[start Data extract]

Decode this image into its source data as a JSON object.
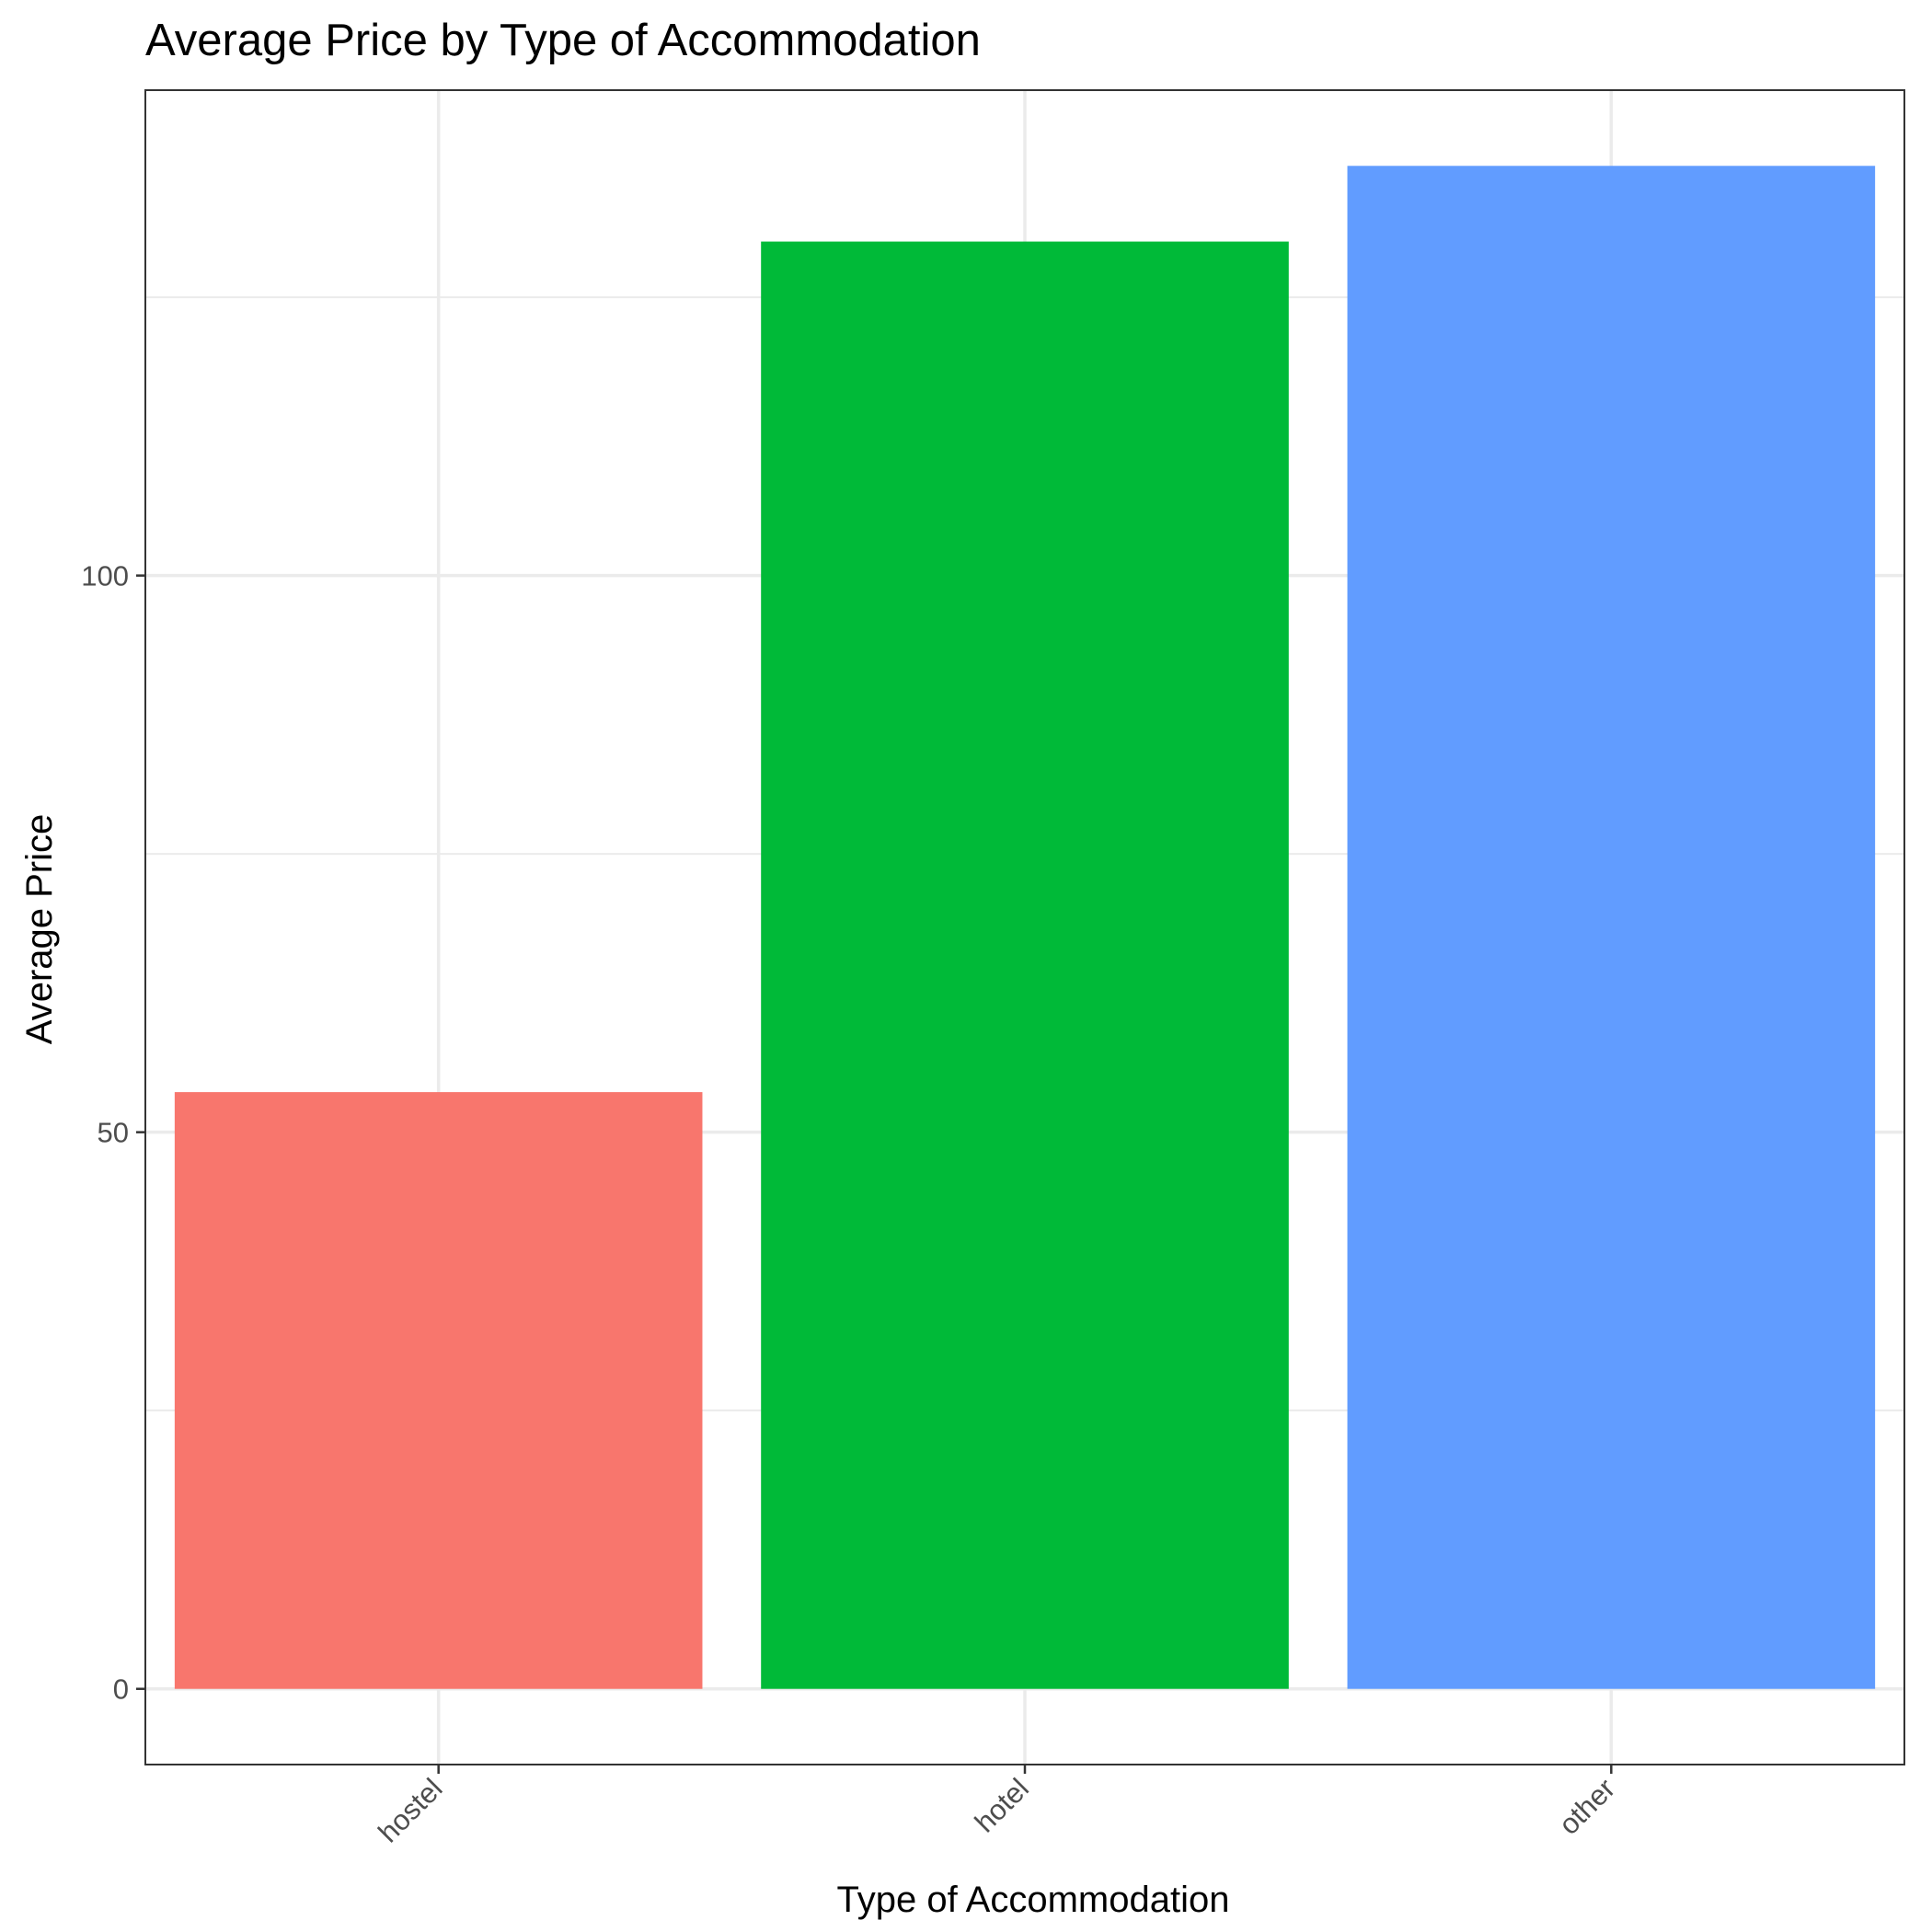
{
  "chart_data": {
    "type": "bar",
    "title": "Average Price by Type of Accommodation",
    "xlabel": "Type of Accommodation",
    "ylabel": "Average Price",
    "categories": [
      "hostel",
      "hotel",
      "other"
    ],
    "values": [
      53.6,
      130,
      136.8
    ],
    "colors": [
      "#F8766D",
      "#00BA38",
      "#619CFF"
    ],
    "ylim": [
      -6.8,
      143.6
    ],
    "y_ticks": [
      0,
      50,
      100
    ],
    "y_tick_labels": [
      "0",
      "50",
      "100"
    ],
    "y_minor_ticks": [
      25,
      75,
      125
    ],
    "grid": true,
    "legend": "none",
    "x_tick_label_rotation": "45 degrees"
  }
}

[end Data extract]

Copy out all the records exactly, excluding pictures.

Reply:
Decode this image into its source data as a JSON object.
{
  "chart_data": {
    "type": "bar",
    "title": "Average Price by Type of Accommodation",
    "xlabel": "Type of Accommodation",
    "ylabel": "Average Price",
    "categories": [
      "hostel",
      "hotel",
      "other"
    ],
    "values": [
      53.6,
      130,
      136.8
    ],
    "colors": [
      "#F8766D",
      "#00BA38",
      "#619CFF"
    ],
    "ylim": [
      -6.8,
      143.6
    ],
    "y_ticks": [
      0,
      50,
      100
    ],
    "y_tick_labels": [
      "0",
      "50",
      "100"
    ],
    "y_minor_ticks": [
      25,
      75,
      125
    ],
    "grid": true,
    "legend": "none",
    "x_tick_label_rotation": "45 degrees"
  }
}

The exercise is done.